───── Available data ─────

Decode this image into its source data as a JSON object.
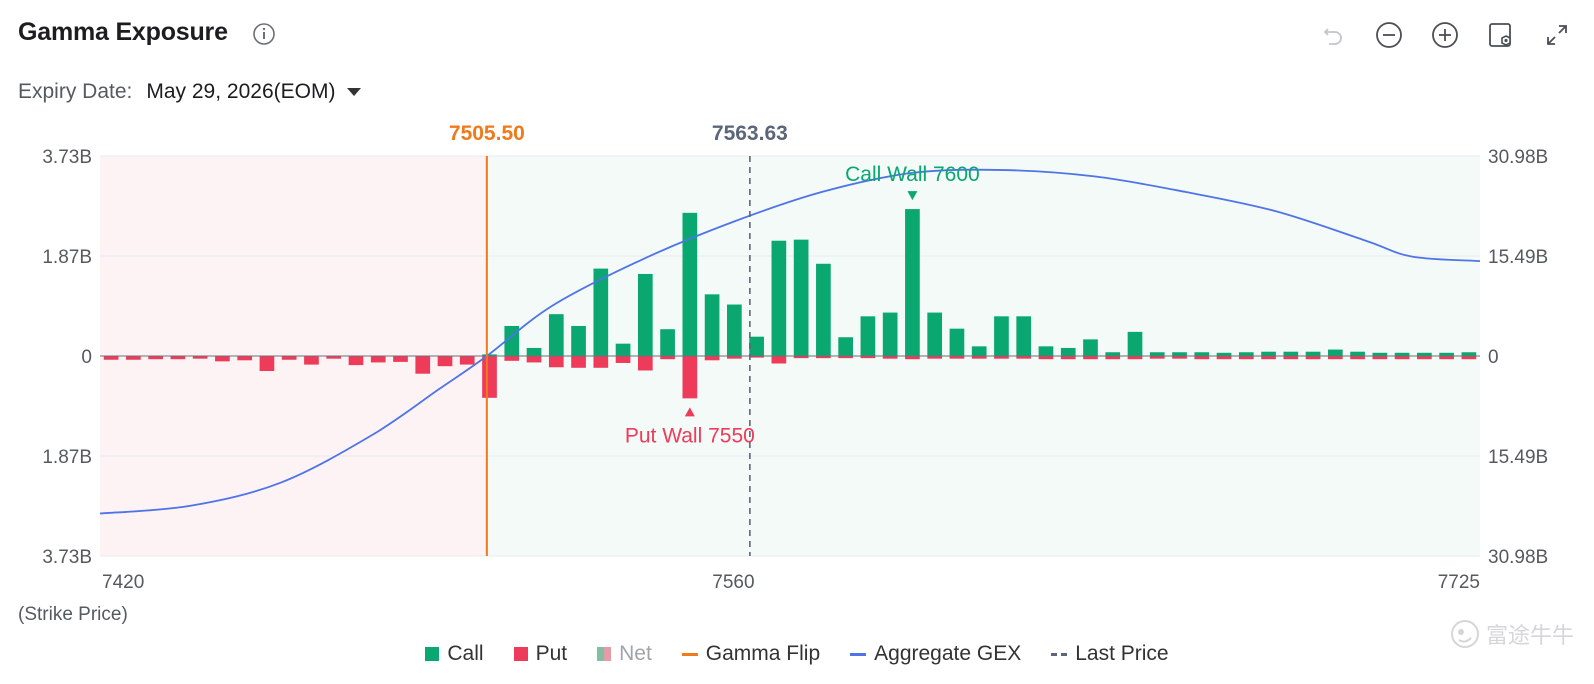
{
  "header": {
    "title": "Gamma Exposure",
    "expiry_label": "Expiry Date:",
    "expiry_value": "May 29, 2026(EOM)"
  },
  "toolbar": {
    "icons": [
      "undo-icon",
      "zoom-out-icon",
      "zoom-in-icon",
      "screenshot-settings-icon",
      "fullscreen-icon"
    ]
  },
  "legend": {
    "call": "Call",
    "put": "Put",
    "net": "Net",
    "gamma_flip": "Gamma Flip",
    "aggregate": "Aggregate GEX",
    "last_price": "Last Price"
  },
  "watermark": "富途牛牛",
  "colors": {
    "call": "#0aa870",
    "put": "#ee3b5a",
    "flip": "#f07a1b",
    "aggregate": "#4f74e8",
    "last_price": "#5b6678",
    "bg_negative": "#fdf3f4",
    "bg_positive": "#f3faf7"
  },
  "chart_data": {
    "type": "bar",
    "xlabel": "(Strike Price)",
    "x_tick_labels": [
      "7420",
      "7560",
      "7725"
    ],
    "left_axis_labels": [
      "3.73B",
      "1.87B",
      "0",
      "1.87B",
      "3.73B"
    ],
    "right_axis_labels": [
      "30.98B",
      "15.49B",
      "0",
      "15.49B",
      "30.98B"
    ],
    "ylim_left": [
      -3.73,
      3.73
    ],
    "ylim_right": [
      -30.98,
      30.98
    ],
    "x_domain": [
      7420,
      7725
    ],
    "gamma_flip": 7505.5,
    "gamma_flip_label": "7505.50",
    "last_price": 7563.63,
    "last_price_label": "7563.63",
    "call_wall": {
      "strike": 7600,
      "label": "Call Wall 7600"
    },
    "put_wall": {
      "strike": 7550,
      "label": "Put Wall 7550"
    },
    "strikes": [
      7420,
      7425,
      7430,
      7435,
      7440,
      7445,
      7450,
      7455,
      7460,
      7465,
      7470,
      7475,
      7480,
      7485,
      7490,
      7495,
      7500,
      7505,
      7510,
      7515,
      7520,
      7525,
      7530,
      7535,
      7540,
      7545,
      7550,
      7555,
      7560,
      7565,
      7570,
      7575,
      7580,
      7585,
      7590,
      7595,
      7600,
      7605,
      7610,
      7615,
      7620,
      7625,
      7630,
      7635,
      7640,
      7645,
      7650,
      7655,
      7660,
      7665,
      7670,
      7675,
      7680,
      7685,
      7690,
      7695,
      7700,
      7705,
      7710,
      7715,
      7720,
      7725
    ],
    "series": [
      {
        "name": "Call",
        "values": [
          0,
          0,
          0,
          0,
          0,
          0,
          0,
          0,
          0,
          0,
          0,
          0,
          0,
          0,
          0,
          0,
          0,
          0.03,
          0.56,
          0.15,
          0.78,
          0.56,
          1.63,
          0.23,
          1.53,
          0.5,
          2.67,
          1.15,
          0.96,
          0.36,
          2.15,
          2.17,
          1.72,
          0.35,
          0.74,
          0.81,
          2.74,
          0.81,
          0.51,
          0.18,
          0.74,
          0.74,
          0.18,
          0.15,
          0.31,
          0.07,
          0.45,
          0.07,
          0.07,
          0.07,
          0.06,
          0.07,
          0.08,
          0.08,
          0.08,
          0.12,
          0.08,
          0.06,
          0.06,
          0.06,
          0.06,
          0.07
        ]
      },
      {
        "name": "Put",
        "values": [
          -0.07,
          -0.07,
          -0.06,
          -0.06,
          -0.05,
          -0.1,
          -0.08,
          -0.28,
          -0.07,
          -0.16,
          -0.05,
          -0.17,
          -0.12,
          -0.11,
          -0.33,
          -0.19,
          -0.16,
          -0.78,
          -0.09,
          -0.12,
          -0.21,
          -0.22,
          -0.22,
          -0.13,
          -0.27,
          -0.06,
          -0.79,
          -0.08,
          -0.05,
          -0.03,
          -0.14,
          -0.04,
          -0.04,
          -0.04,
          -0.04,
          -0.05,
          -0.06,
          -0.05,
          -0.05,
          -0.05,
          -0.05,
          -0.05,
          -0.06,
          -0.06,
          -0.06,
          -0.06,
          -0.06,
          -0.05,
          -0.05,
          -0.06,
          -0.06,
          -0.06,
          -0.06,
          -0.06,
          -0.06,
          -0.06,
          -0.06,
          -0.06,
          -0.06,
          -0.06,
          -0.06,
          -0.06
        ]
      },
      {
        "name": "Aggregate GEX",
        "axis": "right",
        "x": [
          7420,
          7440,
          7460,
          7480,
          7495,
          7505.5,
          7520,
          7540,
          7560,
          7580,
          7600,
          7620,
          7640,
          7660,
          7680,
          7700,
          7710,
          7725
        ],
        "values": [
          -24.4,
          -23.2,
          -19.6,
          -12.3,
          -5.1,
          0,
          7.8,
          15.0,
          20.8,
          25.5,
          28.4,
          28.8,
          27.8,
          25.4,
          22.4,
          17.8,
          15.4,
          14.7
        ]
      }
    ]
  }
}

─────
───── Available data ─────

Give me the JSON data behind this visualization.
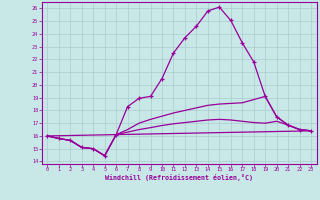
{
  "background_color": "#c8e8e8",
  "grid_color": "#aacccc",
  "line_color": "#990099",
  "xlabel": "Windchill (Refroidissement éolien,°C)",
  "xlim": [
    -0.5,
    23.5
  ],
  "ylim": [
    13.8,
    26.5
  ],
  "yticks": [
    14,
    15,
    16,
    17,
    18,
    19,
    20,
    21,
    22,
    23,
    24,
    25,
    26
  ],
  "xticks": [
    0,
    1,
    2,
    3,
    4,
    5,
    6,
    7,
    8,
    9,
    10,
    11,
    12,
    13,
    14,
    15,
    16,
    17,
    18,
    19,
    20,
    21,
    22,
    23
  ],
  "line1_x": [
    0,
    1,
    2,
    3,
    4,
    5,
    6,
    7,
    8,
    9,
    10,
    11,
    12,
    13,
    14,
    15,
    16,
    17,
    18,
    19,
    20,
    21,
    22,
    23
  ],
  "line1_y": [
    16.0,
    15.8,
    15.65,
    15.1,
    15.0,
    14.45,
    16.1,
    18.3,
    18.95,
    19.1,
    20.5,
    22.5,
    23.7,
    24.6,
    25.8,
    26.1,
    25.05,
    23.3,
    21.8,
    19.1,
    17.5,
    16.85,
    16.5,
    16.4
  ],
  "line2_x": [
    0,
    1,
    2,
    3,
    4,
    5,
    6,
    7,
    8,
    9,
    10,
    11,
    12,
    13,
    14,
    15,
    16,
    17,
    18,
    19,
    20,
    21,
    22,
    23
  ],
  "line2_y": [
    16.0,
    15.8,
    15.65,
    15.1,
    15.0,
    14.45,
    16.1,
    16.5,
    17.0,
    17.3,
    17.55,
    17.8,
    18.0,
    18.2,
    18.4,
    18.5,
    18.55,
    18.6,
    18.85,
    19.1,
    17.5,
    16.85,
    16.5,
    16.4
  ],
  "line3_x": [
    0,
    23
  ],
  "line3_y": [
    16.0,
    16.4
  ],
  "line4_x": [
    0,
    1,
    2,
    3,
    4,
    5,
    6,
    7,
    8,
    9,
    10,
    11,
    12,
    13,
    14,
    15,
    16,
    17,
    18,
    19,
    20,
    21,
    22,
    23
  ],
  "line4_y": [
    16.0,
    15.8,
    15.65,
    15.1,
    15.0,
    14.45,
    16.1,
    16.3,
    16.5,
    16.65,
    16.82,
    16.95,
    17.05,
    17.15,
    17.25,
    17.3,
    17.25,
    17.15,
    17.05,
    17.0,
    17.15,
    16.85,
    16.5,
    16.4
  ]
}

─────

**The task**
For the entries above, count the lines that contain the string "xlabel", and state that number without further comment.

**The response**
2